TASK INSTRUCTIONS:
In the material below, reproduce the lines verbatim, starting at the line that contains "house-exterior-image [364, 530, 626, 692]" and ending after the line that contains "listing-fees: Honos charge vendeur [198, 850, 320, 864]".

* Begin INFORMATION SUPPLIED *

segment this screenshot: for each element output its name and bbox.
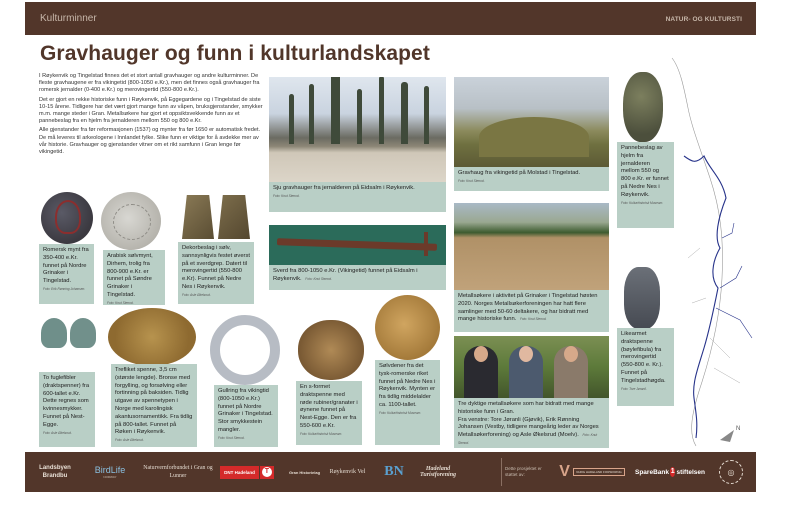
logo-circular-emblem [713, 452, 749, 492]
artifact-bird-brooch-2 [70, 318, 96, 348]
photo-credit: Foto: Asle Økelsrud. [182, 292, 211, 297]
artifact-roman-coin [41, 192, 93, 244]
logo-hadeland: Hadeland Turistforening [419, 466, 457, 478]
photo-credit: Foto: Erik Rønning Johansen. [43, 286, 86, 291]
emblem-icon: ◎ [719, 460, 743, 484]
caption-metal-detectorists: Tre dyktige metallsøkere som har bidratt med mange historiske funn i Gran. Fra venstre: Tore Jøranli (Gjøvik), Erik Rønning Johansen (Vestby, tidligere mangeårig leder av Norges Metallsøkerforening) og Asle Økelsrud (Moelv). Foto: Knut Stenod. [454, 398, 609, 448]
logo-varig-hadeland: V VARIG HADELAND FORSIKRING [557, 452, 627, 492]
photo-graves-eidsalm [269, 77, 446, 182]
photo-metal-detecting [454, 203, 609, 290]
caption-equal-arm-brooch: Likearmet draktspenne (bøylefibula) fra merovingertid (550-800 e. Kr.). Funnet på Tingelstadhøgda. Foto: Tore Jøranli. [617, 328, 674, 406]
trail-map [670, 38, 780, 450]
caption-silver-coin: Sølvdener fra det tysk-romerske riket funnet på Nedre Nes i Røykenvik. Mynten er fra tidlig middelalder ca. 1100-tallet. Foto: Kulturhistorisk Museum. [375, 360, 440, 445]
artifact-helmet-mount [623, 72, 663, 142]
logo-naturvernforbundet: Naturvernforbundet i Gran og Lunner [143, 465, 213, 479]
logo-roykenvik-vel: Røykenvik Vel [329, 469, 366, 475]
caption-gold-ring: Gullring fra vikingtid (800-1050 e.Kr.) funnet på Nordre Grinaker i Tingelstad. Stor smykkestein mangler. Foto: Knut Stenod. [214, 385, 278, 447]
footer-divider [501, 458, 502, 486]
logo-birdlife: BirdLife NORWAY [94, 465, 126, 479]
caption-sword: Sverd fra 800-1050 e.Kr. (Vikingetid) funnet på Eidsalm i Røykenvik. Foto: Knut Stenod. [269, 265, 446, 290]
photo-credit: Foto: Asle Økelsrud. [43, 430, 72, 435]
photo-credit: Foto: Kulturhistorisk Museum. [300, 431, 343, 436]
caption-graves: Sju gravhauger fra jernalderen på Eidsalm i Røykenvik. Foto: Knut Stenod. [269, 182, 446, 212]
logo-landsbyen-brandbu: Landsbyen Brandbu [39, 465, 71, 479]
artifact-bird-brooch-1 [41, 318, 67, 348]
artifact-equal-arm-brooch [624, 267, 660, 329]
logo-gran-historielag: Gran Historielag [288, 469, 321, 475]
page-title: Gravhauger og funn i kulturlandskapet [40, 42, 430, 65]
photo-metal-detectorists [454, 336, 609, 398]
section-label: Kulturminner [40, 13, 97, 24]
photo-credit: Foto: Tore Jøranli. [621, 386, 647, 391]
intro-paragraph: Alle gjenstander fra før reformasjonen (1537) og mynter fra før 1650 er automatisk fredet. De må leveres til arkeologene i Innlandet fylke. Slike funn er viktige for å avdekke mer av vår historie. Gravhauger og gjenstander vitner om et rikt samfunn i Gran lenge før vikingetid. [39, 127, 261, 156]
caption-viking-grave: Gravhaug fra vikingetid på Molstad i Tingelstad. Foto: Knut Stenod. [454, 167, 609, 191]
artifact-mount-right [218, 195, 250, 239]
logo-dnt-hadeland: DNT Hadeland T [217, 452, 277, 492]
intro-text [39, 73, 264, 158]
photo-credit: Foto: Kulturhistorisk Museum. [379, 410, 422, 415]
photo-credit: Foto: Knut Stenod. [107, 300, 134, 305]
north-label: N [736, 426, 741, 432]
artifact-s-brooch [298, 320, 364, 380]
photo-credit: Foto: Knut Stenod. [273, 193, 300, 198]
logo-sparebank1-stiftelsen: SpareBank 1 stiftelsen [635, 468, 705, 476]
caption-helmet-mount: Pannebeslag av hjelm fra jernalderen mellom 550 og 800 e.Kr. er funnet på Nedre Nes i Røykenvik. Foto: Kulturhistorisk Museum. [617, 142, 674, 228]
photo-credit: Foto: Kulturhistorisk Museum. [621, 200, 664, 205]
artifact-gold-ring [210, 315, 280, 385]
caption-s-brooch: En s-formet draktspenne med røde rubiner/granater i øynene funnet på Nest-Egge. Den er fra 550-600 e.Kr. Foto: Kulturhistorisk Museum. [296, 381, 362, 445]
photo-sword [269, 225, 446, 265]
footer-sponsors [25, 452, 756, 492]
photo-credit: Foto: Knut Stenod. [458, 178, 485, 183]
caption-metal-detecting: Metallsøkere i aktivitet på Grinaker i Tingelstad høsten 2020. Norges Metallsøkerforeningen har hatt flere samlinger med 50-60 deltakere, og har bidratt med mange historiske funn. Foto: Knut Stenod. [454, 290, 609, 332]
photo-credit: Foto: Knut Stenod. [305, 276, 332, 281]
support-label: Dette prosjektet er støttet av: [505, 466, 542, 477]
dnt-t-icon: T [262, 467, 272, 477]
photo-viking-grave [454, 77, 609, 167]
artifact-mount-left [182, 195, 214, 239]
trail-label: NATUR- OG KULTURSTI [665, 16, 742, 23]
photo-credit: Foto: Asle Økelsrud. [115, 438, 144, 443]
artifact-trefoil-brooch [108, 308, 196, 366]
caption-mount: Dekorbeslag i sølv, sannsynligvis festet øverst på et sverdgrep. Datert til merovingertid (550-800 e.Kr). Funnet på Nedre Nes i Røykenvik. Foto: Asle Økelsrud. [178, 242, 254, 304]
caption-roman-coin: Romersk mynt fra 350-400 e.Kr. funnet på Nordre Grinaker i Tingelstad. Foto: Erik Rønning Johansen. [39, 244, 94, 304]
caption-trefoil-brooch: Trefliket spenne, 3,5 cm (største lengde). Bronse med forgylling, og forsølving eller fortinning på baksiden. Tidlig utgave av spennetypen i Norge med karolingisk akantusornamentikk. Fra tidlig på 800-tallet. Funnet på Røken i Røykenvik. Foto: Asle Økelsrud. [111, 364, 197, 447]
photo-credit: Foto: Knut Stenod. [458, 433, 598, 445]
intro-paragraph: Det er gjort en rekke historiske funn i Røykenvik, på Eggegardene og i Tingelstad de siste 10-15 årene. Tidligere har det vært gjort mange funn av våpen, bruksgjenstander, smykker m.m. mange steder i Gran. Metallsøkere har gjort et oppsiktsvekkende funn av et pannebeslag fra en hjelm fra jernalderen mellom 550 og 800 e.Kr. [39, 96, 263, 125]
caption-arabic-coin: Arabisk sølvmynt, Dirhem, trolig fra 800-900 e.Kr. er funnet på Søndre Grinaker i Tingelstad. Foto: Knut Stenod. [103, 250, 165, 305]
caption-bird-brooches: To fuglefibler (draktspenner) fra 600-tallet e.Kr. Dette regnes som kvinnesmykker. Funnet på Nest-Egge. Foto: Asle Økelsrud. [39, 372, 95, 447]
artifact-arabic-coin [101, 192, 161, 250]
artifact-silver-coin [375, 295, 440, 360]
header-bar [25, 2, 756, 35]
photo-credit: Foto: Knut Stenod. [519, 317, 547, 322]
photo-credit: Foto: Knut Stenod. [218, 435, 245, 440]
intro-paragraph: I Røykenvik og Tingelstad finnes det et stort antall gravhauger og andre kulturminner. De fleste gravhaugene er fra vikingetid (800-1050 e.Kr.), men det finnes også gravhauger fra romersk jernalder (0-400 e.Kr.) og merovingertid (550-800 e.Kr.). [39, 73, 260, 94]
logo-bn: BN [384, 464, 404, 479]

* End INFORMATION SUPPLIED *
* Begin INFORMATION SUPPLIED *

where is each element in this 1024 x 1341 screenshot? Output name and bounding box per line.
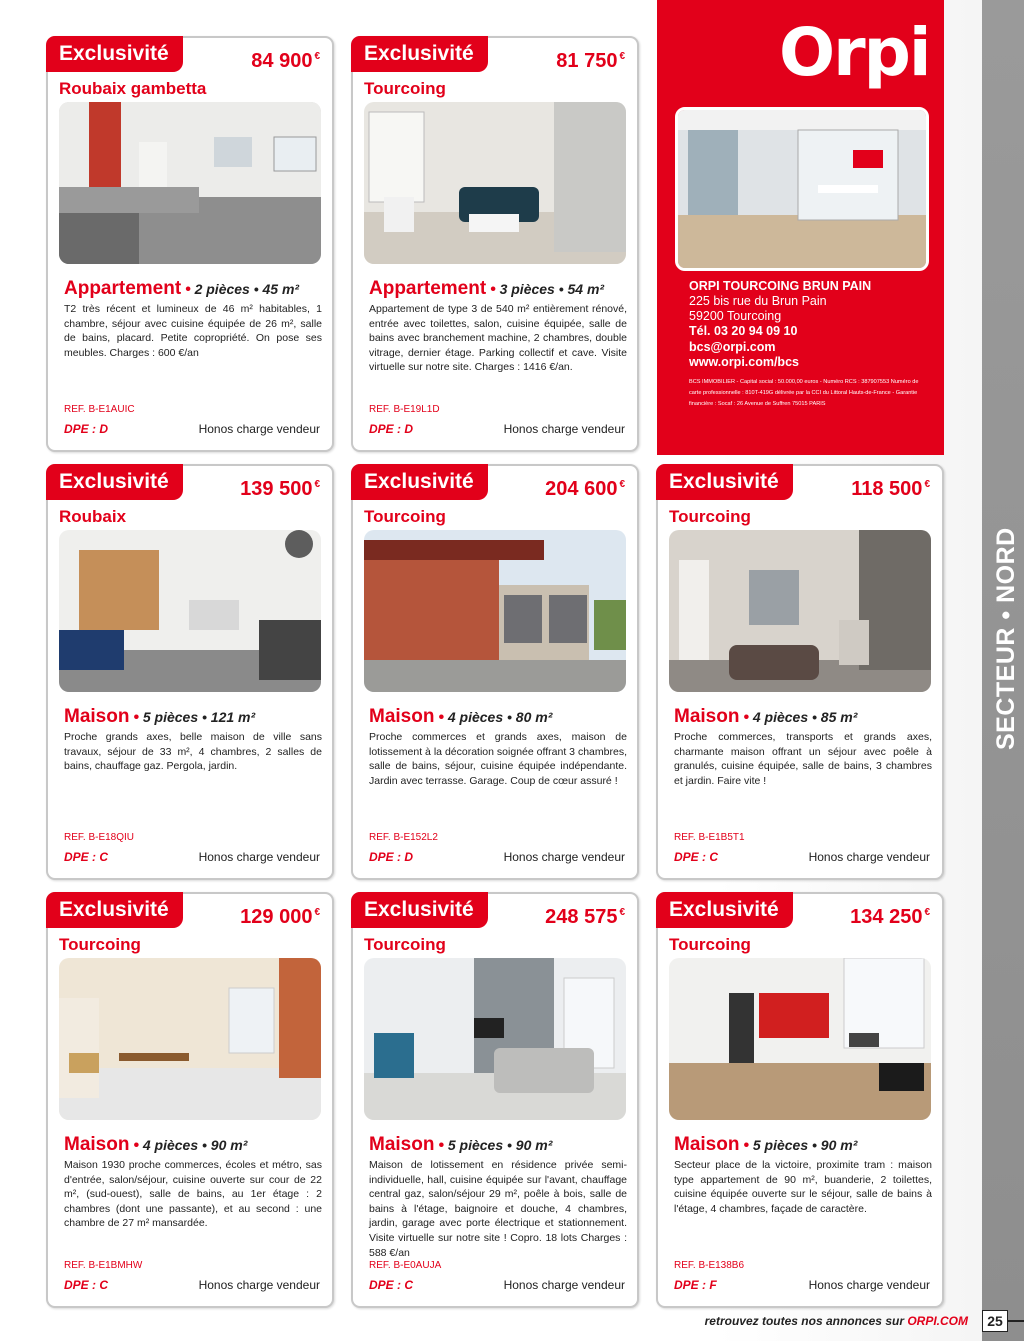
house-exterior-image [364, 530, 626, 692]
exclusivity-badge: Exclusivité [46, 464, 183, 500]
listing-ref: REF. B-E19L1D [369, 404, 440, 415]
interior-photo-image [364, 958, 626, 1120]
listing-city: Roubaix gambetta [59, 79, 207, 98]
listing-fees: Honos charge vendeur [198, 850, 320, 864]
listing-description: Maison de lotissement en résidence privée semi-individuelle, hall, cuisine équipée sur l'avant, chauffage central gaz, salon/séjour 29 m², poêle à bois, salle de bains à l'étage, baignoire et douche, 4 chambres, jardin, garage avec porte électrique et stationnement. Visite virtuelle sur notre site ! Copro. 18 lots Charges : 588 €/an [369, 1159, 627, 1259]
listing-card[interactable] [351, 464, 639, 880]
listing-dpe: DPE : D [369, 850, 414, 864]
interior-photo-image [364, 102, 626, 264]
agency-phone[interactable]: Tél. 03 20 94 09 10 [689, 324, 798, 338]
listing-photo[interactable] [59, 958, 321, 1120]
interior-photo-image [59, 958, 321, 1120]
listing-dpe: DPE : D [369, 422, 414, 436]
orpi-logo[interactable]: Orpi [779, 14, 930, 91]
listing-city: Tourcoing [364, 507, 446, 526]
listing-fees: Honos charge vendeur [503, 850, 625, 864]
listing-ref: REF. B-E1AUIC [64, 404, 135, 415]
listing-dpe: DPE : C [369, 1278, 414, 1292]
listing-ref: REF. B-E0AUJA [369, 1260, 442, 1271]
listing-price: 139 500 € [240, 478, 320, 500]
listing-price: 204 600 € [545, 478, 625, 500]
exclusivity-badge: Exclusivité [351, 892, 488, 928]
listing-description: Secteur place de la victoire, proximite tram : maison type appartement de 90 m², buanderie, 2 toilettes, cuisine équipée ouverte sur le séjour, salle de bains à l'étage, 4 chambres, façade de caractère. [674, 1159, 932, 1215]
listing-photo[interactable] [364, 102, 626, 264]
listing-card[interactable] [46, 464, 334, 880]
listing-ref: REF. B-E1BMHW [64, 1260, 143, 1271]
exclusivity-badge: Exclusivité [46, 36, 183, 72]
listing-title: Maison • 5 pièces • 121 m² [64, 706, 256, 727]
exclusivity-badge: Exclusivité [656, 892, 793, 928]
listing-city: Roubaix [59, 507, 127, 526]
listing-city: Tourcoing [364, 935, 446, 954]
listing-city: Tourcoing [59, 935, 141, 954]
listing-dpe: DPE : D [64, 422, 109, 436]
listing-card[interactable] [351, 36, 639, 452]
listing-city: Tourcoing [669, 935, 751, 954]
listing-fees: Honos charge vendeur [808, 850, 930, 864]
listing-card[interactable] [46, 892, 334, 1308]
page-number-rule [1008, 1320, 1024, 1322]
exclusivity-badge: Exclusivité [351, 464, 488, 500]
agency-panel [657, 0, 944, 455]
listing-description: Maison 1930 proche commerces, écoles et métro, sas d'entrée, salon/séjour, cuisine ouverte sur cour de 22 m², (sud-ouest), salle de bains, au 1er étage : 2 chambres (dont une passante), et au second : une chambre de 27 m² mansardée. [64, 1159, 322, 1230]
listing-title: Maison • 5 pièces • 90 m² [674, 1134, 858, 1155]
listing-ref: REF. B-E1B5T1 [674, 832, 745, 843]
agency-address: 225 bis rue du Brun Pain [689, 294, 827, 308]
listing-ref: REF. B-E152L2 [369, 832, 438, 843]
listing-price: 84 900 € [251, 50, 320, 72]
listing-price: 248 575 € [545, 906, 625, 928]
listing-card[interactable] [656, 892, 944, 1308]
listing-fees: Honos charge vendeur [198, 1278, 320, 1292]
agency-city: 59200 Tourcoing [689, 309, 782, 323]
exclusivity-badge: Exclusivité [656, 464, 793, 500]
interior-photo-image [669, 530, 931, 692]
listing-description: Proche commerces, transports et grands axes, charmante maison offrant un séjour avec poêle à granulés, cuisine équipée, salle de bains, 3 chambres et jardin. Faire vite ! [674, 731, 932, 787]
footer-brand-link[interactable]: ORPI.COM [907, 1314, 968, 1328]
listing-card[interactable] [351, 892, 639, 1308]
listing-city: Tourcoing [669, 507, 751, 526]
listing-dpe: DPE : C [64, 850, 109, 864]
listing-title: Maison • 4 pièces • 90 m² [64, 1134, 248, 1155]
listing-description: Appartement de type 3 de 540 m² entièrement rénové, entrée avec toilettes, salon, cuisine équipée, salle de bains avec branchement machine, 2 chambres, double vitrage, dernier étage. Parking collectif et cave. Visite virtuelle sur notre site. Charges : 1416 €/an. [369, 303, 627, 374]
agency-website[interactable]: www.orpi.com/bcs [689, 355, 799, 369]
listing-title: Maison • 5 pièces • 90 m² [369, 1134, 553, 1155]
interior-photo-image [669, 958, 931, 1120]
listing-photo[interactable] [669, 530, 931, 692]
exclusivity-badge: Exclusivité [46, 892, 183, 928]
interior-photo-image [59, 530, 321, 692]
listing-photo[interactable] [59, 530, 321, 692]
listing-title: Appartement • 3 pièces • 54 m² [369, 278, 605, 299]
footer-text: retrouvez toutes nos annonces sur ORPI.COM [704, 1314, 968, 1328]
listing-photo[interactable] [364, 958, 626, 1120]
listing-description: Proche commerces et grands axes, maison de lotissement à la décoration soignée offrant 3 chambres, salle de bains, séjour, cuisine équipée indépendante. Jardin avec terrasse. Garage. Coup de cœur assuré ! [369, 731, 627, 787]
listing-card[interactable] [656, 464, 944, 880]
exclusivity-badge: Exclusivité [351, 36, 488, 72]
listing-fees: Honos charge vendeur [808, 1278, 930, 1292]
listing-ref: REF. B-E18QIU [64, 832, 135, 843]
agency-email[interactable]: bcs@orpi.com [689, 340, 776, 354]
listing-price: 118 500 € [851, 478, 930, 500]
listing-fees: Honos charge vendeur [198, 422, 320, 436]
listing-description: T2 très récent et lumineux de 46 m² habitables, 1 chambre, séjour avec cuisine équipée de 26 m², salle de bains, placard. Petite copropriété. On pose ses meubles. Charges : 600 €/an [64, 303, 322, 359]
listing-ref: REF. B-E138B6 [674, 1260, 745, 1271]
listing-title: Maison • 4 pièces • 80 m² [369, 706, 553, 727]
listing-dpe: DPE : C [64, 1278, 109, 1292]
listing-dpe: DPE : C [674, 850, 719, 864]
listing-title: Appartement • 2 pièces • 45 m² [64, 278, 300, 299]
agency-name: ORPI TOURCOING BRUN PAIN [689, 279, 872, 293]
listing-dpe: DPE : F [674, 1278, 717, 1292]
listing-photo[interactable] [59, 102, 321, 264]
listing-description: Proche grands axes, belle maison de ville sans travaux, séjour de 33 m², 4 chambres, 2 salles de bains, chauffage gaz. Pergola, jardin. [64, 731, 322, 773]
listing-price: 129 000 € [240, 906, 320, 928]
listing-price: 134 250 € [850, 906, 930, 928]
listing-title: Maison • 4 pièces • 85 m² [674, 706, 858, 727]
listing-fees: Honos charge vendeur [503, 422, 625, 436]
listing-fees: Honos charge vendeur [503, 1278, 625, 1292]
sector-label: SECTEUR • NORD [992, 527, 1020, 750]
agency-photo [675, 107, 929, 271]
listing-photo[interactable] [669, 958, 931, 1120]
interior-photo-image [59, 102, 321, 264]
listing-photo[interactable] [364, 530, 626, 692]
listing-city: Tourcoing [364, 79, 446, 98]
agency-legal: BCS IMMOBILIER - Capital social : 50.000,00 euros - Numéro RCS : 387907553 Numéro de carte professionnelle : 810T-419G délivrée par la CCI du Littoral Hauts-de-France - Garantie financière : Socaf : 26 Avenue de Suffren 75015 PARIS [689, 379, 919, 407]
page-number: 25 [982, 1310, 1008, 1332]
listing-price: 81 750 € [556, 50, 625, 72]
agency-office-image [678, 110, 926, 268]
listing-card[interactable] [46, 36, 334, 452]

* End INFORMATION SUPPLIED *

COMPLETE RESPONSE:
house-exterior-image [364, 530, 626, 692]
exclusivity-badge: Exclusivité [46, 464, 183, 500]
listing-ref: REF. B-E19L1D [369, 404, 440, 415]
interior-photo-image [364, 958, 626, 1120]
listing-city: Roubaix gambetta [59, 79, 207, 98]
listing-fees: Honos charge vendeur [198, 850, 320, 864]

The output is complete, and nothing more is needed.